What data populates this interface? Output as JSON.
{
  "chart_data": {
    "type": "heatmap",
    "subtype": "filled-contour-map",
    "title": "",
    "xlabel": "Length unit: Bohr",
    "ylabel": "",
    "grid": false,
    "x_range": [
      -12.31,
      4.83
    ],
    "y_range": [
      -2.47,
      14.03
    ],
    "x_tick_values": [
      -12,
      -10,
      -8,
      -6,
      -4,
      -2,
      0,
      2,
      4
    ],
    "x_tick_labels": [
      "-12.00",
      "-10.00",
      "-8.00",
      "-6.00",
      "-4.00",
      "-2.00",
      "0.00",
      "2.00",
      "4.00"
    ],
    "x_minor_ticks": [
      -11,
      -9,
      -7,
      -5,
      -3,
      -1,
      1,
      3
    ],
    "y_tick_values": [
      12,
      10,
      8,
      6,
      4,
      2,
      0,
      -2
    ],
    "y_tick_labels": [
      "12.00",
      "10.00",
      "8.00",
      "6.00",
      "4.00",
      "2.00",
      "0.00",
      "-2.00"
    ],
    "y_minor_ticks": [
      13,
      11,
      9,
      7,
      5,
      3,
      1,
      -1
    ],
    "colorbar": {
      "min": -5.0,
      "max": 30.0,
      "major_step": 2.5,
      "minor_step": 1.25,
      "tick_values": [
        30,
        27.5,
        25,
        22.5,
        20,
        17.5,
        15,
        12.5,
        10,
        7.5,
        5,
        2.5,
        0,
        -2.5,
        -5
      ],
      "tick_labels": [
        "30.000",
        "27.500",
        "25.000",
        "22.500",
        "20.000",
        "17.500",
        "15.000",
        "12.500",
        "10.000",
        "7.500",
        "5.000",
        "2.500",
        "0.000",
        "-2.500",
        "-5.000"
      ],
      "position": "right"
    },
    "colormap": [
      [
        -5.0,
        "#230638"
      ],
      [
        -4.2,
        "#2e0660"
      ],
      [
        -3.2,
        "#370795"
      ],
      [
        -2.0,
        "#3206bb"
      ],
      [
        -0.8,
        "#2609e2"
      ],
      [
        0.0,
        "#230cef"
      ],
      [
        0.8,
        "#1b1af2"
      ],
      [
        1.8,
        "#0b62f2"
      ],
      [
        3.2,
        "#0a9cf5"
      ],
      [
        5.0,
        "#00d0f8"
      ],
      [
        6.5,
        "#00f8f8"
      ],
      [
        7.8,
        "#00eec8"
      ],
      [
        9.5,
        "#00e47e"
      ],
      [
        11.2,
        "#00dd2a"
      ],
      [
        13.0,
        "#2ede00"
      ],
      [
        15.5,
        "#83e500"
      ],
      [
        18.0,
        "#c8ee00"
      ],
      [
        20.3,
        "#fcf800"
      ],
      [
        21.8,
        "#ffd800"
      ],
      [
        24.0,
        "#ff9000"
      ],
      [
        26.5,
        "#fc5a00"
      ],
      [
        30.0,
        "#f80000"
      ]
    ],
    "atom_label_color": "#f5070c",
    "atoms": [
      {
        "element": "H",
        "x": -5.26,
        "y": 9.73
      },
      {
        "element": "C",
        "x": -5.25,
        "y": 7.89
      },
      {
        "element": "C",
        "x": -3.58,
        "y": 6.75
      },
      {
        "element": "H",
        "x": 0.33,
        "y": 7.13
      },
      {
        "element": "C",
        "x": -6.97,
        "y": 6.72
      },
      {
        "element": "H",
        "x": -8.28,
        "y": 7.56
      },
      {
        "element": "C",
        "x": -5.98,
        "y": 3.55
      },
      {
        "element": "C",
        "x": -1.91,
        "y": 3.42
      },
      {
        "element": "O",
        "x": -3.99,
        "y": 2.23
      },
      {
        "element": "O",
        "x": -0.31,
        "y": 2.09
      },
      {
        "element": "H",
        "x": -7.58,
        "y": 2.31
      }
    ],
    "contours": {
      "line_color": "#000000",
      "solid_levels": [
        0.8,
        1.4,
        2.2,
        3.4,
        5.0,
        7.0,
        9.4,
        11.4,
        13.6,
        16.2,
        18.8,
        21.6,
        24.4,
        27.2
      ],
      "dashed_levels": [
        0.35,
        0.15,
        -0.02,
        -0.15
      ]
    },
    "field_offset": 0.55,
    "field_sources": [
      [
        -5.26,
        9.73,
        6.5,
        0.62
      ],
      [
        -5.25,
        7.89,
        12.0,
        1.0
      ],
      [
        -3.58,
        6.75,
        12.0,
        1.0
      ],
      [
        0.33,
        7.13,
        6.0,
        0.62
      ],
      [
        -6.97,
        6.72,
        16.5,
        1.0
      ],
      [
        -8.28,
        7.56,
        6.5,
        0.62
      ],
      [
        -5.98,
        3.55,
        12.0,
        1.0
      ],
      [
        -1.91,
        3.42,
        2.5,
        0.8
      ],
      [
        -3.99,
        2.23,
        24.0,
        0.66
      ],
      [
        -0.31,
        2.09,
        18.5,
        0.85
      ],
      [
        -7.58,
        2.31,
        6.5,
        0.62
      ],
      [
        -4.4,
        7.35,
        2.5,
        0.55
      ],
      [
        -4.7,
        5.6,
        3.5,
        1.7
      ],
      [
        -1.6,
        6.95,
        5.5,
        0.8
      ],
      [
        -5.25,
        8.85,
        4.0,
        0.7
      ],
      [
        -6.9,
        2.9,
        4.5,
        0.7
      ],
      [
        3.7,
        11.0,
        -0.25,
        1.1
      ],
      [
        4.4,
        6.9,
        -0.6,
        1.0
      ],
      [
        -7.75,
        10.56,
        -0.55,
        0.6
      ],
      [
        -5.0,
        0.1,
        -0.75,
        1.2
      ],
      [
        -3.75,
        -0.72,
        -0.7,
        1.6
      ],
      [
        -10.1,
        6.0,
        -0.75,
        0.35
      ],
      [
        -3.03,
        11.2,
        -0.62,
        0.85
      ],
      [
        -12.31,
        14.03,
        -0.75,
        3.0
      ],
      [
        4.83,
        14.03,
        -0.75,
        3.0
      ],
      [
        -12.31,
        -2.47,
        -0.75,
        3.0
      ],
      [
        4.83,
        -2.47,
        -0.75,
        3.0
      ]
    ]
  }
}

##############################

> [Short task]
Nothing should be changed: write out all of the data as is.

> [Exercise output]
What data populates this interface? Output as JSON.
{
  "chart_data": {
    "type": "heatmap",
    "subtype": "filled-contour-map",
    "title": "",
    "xlabel": "Length unit: Bohr",
    "ylabel": "",
    "grid": false,
    "x_range": [
      -12.31,
      4.83
    ],
    "y_range": [
      -2.47,
      14.03
    ],
    "x_tick_values": [
      -12,
      -10,
      -8,
      -6,
      -4,
      -2,
      0,
      2,
      4
    ],
    "x_tick_labels": [
      "-12.00",
      "-10.00",
      "-8.00",
      "-6.00",
      "-4.00",
      "-2.00",
      "0.00",
      "2.00",
      "4.00"
    ],
    "x_minor_ticks": [
      -11,
      -9,
      -7,
      -5,
      -3,
      -1,
      1,
      3
    ],
    "y_tick_values": [
      12,
      10,
      8,
      6,
      4,
      2,
      0,
      -2
    ],
    "y_tick_labels": [
      "12.00",
      "10.00",
      "8.00",
      "6.00",
      "4.00",
      "2.00",
      "0.00",
      "-2.00"
    ],
    "y_minor_ticks": [
      13,
      11,
      9,
      7,
      5,
      3,
      1,
      -1
    ],
    "colorbar": {
      "min": -5.0,
      "max": 30.0,
      "major_step": 2.5,
      "minor_step": 1.25,
      "tick_values": [
        30,
        27.5,
        25,
        22.5,
        20,
        17.5,
        15,
        12.5,
        10,
        7.5,
        5,
        2.5,
        0,
        -2.5,
        -5
      ],
      "tick_labels": [
        "30.000",
        "27.500",
        "25.000",
        "22.500",
        "20.000",
        "17.500",
        "15.000",
        "12.500",
        "10.000",
        "7.500",
        "5.000",
        "2.500",
        "0.000",
        "-2.500",
        "-5.000"
      ],
      "position": "right"
    },
    "colormap": [
      [
        -5.0,
        "#230638"
      ],
      [
        -4.2,
        "#2e0660"
      ],
      [
        -3.2,
        "#370795"
      ],
      [
        -2.0,
        "#3206bb"
      ],
      [
        -0.8,
        "#2609e2"
      ],
      [
        0.0,
        "#230cef"
      ],
      [
        0.8,
        "#1b1af2"
      ],
      [
        1.8,
        "#0b62f2"
      ],
      [
        3.2,
        "#0a9cf5"
      ],
      [
        5.0,
        "#00d0f8"
      ],
      [
        6.5,
        "#00f8f8"
      ],
      [
        7.8,
        "#00eec8"
      ],
      [
        9.5,
        "#00e47e"
      ],
      [
        11.2,
        "#00dd2a"
      ],
      [
        13.0,
        "#2ede00"
      ],
      [
        15.5,
        "#83e500"
      ],
      [
        18.0,
        "#c8ee00"
      ],
      [
        20.3,
        "#fcf800"
      ],
      [
        21.8,
        "#ffd800"
      ],
      [
        24.0,
        "#ff9000"
      ],
      [
        26.5,
        "#fc5a00"
      ],
      [
        30.0,
        "#f80000"
      ]
    ],
    "atom_label_color": "#f5070c",
    "atoms": [
      {
        "element": "H",
        "x": -5.26,
        "y": 9.73
      },
      {
        "element": "C",
        "x": -5.25,
        "y": 7.89
      },
      {
        "element": "C",
        "x": -3.58,
        "y": 6.75
      },
      {
        "element": "H",
        "x": 0.33,
        "y": 7.13
      },
      {
        "element": "C",
        "x": -6.97,
        "y": 6.72
      },
      {
        "element": "H",
        "x": -8.28,
        "y": 7.56
      },
      {
        "element": "C",
        "x": -5.98,
        "y": 3.55
      },
      {
        "element": "C",
        "x": -1.91,
        "y": 3.42
      },
      {
        "element": "O",
        "x": -3.99,
        "y": 2.23
      },
      {
        "element": "O",
        "x": -0.31,
        "y": 2.09
      },
      {
        "element": "H",
        "x": -7.58,
        "y": 2.31
      }
    ],
    "contours": {
      "line_color": "#000000",
      "solid_levels": [
        0.8,
        1.4,
        2.2,
        3.4,
        5.0,
        7.0,
        9.4,
        11.4,
        13.6,
        16.2,
        18.8,
        21.6,
        24.4,
        27.2
      ],
      "dashed_levels": [
        0.35,
        0.15,
        -0.02,
        -0.15
      ]
    },
    "field_offset": 0.55,
    "field_sources": [
      [
        -5.26,
        9.73,
        6.5,
        0.62
      ],
      [
        -5.25,
        7.89,
        12.0,
        1.0
      ],
      [
        -3.58,
        6.75,
        12.0,
        1.0
      ],
      [
        0.33,
        7.13,
        6.0,
        0.62
      ],
      [
        -6.97,
        6.72,
        16.5,
        1.0
      ],
      [
        -8.28,
        7.56,
        6.5,
        0.62
      ],
      [
        -5.98,
        3.55,
        12.0,
        1.0
      ],
      [
        -1.91,
        3.42,
        2.5,
        0.8
      ],
      [
        -3.99,
        2.23,
        24.0,
        0.66
      ],
      [
        -0.31,
        2.09,
        18.5,
        0.85
      ],
      [
        -7.58,
        2.31,
        6.5,
        0.62
      ],
      [
        -4.4,
        7.35,
        2.5,
        0.55
      ],
      [
        -4.7,
        5.6,
        3.5,
        1.7
      ],
      [
        -1.6,
        6.95,
        5.5,
        0.8
      ],
      [
        -5.25,
        8.85,
        4.0,
        0.7
      ],
      [
        -6.9,
        2.9,
        4.5,
        0.7
      ],
      [
        3.7,
        11.0,
        -0.25,
        1.1
      ],
      [
        4.4,
        6.9,
        -0.6,
        1.0
      ],
      [
        -7.75,
        10.56,
        -0.55,
        0.6
      ],
      [
        -5.0,
        0.1,
        -0.75,
        1.2
      ],
      [
        -3.75,
        -0.72,
        -0.7,
        1.6
      ],
      [
        -10.1,
        6.0,
        -0.75,
        0.35
      ],
      [
        -3.03,
        11.2,
        -0.62,
        0.85
      ],
      [
        -12.31,
        14.03,
        -0.75,
        3.0
      ],
      [
        4.83,
        14.03,
        -0.75,
        3.0
      ],
      [
        -12.31,
        -2.47,
        -0.75,
        3.0
      ],
      [
        4.83,
        -2.47,
        -0.75,
        3.0
      ]
    ]
  }
}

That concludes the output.